» PROBLEM DETAILS:
Please report every line from the material that contains the word "labels".

» MATERIAL:
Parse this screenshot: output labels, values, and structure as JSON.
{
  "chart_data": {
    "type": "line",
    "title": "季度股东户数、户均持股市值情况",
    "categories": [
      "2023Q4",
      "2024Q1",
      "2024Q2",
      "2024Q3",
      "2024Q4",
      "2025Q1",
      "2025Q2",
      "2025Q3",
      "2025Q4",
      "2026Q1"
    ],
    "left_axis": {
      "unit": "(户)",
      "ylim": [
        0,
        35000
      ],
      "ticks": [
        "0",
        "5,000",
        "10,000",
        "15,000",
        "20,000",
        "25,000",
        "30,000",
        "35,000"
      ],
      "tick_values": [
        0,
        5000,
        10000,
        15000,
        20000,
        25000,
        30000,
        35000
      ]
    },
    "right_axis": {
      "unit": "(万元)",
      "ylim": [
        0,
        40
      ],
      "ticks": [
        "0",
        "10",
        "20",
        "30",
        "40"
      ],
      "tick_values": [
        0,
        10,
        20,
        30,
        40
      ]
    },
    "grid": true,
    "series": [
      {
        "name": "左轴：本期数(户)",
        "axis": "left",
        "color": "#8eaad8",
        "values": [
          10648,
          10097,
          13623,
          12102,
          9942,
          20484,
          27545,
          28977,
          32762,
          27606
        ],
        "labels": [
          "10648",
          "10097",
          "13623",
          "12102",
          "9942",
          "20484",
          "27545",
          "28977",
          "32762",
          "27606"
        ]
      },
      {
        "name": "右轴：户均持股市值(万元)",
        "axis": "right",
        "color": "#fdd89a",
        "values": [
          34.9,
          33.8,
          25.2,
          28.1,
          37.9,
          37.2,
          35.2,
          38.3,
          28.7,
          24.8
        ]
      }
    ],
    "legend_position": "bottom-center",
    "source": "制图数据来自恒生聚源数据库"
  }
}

» RESPONSE:
Parse this screenshot: output labels, values, and structure as JSON.
        "labels": [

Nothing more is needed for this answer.